Data excerpts:

--- begin ---

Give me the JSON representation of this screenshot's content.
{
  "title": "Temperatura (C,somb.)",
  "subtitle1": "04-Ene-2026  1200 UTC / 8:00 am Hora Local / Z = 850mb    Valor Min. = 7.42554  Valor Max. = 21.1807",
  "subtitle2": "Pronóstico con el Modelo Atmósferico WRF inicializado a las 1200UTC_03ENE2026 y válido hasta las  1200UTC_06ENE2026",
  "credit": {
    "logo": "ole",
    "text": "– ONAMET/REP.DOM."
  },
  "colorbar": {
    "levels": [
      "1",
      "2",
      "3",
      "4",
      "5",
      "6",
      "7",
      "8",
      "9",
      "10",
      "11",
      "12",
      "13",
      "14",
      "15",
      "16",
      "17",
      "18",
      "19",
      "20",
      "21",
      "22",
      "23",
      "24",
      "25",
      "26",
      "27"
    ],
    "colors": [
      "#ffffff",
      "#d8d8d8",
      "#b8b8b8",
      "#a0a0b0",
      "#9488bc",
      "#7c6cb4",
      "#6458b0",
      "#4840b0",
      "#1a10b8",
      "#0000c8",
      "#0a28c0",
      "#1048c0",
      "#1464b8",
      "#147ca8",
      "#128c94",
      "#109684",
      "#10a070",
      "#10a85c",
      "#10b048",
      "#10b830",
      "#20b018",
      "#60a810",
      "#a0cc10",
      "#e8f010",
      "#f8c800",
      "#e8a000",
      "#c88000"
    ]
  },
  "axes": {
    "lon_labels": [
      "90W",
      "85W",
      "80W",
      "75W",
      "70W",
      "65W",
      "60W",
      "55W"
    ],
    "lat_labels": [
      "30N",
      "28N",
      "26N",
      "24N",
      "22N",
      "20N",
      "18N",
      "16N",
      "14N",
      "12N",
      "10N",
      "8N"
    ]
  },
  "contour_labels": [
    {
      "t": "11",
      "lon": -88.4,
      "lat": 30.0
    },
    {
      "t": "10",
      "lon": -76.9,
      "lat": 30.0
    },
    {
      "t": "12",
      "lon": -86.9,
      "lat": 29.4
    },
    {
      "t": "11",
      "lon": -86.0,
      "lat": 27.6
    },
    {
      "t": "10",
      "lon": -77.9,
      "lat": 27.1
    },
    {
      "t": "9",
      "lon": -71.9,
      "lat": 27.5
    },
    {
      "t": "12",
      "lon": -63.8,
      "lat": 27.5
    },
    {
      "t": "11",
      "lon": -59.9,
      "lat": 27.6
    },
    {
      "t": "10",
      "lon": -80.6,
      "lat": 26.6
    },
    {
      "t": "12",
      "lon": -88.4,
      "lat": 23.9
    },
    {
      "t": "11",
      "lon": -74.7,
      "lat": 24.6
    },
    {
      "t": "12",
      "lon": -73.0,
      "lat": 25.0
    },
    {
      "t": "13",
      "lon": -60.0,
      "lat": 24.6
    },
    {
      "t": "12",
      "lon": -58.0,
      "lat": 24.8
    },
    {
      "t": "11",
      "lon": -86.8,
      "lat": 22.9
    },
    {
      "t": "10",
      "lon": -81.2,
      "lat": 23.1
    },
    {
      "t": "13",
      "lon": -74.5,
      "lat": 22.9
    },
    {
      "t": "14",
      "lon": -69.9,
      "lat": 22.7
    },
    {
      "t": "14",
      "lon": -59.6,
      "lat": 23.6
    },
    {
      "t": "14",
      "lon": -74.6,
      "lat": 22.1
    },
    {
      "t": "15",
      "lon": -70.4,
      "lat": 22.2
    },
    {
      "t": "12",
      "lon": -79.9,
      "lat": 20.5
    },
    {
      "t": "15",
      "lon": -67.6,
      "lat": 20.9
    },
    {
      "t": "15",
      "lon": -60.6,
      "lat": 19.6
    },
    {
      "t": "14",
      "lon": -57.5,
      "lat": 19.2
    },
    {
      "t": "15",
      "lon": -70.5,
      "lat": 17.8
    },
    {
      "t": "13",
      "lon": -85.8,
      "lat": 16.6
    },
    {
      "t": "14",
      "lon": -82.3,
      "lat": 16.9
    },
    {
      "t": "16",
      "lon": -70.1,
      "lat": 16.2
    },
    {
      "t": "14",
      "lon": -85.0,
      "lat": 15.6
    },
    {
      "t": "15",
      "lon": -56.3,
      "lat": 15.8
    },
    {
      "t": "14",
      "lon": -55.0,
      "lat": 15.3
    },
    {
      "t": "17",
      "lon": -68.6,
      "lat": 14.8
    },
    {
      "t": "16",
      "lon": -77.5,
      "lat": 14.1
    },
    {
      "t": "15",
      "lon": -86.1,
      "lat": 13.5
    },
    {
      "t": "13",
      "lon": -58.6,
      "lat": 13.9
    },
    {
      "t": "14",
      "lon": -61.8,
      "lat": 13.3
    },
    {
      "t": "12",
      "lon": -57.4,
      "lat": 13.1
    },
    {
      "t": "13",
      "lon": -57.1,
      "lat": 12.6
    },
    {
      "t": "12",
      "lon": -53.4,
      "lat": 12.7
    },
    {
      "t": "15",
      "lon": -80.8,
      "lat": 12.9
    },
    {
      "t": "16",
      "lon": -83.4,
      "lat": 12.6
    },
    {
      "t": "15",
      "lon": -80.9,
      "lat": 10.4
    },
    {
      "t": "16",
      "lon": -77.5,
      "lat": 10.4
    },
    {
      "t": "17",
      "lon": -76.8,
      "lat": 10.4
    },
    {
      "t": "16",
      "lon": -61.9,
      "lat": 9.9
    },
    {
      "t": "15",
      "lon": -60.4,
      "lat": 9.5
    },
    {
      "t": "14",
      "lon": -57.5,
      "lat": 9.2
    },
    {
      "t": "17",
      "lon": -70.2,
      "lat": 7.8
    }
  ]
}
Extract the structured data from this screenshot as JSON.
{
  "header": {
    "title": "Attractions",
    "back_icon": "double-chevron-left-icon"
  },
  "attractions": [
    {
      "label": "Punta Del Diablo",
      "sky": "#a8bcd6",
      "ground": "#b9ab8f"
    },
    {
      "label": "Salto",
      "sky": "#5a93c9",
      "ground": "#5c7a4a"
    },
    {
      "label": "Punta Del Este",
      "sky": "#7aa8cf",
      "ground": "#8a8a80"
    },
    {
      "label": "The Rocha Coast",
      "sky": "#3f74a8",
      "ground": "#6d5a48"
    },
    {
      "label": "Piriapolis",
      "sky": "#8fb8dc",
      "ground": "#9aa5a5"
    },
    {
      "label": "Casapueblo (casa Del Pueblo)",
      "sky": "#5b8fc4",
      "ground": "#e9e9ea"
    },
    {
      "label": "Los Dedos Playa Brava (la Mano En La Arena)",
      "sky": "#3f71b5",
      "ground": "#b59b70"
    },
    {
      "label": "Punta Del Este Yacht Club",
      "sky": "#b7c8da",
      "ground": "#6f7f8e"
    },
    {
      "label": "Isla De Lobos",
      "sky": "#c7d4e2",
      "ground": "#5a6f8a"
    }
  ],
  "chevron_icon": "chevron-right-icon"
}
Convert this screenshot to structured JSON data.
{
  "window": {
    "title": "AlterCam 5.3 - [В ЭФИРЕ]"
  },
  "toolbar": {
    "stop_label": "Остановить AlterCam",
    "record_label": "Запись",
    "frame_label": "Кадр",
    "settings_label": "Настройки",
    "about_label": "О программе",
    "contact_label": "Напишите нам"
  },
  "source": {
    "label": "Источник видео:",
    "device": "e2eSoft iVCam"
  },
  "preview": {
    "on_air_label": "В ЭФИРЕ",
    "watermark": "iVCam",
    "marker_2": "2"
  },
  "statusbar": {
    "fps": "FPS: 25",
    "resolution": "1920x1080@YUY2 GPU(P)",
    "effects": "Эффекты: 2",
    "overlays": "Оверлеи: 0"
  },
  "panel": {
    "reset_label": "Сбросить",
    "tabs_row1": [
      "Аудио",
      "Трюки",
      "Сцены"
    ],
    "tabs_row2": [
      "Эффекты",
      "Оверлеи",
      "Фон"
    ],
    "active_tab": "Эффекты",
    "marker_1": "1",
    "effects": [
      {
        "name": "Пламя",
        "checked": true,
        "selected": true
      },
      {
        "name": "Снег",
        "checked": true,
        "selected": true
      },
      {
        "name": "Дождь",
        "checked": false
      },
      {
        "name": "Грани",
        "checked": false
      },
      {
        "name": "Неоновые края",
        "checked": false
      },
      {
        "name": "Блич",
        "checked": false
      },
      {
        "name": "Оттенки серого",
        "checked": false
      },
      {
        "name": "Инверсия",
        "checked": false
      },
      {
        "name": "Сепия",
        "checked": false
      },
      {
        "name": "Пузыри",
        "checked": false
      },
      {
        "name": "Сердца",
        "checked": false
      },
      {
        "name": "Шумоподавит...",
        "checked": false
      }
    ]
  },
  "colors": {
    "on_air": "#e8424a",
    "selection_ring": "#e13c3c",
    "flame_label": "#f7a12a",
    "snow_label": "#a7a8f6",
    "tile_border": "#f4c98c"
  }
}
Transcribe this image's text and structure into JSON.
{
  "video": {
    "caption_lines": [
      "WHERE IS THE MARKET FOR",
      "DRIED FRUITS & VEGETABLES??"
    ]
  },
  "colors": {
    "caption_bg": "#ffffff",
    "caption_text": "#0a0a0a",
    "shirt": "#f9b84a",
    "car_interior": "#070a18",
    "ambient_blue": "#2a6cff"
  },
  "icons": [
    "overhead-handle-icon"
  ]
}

--- end ---

[PROBLEM REQUIREMENTS]
Find every line in the entries that includes the word "JSON", then state how many there are and nothing else.

[RESPONSE]
4